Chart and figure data
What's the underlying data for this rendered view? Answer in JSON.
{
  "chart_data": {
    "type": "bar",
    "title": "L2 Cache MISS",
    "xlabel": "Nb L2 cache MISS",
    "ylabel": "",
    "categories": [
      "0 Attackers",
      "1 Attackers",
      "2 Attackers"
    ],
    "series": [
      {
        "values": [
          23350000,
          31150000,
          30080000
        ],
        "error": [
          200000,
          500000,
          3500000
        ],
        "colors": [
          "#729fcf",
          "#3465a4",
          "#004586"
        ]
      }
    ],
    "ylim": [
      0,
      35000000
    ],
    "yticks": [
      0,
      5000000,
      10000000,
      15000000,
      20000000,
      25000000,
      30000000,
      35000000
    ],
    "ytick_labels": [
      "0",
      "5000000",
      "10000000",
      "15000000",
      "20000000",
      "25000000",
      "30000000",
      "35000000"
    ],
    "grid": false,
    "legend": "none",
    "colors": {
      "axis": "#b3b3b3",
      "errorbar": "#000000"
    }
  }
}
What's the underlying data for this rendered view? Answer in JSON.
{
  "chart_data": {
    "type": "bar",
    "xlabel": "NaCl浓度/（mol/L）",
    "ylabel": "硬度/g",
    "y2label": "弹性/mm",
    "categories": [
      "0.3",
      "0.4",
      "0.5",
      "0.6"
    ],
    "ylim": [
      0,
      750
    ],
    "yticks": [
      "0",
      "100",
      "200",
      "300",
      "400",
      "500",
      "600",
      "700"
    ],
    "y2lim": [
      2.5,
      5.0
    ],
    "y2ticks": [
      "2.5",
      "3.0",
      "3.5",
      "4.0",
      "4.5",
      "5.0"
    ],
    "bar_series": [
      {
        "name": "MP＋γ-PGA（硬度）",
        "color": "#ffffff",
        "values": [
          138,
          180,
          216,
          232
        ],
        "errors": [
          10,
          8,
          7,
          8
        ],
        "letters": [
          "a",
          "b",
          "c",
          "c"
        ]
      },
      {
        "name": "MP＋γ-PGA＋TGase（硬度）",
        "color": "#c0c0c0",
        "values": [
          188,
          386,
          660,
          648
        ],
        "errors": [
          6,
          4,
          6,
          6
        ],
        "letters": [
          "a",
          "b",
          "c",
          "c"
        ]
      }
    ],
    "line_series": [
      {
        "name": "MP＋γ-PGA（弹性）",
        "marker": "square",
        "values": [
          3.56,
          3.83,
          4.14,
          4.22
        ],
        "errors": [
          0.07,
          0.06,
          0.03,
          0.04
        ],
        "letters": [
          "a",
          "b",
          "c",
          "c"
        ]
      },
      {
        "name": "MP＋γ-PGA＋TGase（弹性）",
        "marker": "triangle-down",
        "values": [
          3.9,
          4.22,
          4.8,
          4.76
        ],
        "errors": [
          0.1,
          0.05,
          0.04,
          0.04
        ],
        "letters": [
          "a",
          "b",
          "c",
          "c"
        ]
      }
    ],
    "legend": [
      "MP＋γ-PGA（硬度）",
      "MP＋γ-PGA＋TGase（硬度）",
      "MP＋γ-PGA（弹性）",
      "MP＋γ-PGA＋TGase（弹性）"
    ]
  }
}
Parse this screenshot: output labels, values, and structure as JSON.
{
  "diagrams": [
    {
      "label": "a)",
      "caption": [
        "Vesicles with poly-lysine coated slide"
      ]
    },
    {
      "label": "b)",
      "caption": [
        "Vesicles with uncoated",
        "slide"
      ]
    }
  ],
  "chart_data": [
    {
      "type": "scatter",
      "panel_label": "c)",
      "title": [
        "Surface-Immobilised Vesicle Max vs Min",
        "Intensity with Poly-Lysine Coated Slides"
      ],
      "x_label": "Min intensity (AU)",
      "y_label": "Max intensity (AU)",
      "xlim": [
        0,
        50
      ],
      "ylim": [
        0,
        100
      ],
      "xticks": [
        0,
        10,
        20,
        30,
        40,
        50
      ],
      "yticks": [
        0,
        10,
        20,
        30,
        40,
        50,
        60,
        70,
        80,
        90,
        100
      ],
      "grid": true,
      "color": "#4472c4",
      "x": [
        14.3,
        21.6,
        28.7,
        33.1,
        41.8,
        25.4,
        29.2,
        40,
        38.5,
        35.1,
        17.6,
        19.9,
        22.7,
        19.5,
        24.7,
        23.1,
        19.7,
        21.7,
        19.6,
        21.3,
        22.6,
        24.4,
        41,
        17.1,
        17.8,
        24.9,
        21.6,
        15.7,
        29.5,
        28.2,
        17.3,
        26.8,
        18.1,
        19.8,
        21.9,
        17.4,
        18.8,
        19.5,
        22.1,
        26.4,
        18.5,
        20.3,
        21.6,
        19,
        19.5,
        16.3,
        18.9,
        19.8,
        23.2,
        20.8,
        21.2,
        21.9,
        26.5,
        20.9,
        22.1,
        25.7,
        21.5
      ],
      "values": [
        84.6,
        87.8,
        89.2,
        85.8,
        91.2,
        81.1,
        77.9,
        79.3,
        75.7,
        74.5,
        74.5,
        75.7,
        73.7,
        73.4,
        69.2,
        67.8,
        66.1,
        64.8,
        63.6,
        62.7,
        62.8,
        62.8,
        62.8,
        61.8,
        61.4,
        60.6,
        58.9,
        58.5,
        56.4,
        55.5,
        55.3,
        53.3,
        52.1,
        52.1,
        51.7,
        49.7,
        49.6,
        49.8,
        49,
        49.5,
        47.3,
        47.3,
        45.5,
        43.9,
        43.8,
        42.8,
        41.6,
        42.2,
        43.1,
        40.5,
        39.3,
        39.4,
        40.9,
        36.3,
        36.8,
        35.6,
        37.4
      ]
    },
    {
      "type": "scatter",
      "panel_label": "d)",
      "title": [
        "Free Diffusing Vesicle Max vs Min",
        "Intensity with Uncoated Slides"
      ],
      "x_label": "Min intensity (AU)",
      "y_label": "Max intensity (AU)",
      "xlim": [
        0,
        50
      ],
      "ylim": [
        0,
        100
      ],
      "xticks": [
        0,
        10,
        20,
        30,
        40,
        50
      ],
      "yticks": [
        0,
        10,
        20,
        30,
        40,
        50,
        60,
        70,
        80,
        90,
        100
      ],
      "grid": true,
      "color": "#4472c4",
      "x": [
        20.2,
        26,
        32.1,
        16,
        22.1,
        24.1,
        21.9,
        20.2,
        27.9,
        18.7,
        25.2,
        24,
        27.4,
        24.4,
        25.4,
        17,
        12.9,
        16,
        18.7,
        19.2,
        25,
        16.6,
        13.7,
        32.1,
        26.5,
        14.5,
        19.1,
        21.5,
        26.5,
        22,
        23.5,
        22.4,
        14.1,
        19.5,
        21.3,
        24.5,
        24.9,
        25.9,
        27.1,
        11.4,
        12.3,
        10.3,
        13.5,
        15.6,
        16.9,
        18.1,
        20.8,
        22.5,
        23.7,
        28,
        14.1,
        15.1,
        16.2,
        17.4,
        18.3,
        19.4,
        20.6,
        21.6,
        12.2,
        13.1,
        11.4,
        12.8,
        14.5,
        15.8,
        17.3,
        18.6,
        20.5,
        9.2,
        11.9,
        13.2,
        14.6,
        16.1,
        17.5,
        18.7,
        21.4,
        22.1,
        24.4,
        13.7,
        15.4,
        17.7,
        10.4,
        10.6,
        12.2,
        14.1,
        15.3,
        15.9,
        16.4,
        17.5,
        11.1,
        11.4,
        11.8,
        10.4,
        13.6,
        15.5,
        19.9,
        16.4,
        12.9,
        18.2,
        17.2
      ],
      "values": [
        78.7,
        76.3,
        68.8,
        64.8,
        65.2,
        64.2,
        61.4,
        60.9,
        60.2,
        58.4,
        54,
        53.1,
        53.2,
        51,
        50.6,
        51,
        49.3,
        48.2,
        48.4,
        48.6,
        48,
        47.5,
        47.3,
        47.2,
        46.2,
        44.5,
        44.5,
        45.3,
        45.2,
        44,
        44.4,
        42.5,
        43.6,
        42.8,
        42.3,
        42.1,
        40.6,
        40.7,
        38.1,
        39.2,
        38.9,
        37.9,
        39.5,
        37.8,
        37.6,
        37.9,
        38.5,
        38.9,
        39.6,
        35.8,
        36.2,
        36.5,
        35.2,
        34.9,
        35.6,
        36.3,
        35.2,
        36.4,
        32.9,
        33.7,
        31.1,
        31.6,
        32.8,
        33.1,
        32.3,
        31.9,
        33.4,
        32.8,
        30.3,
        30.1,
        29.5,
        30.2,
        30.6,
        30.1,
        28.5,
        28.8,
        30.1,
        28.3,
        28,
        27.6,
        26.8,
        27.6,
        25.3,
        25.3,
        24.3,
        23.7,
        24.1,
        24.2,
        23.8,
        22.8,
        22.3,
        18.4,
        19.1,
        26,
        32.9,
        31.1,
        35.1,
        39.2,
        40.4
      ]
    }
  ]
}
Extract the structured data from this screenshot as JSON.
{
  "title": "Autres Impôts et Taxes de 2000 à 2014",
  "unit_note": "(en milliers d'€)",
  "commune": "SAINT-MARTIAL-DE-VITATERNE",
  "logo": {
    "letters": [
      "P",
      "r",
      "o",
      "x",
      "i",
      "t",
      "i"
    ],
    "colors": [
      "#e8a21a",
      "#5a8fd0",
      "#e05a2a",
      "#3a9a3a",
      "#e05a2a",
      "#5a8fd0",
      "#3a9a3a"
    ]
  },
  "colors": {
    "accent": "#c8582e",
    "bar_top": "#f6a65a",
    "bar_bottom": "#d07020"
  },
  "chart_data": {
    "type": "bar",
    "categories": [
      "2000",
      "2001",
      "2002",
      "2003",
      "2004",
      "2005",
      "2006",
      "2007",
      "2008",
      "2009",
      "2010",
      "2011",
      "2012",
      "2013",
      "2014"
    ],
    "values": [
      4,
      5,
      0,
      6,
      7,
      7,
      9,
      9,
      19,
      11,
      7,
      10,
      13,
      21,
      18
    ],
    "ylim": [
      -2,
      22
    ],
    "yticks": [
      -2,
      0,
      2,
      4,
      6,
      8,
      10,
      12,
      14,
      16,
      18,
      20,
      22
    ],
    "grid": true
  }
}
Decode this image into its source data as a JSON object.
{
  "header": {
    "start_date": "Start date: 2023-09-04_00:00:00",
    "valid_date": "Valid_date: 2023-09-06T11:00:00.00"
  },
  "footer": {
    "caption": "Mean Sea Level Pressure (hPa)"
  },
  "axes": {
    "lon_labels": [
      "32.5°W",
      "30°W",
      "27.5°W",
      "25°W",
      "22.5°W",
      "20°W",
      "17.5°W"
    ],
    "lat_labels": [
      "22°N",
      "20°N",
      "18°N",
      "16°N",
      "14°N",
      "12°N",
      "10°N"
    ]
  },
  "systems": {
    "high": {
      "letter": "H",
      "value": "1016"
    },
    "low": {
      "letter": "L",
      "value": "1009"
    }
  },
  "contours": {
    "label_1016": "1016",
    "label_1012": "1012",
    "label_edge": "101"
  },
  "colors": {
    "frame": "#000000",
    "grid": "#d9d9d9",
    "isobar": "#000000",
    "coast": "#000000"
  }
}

◆ WRITTEN INSTRUCTION:
Using the data above, copy each line that contains "Slides".

◆ THE COMPLETED TASK:
        "Intensity with Poly-Lysine Coated Slides"
        "Intensity with Uncoated Slides"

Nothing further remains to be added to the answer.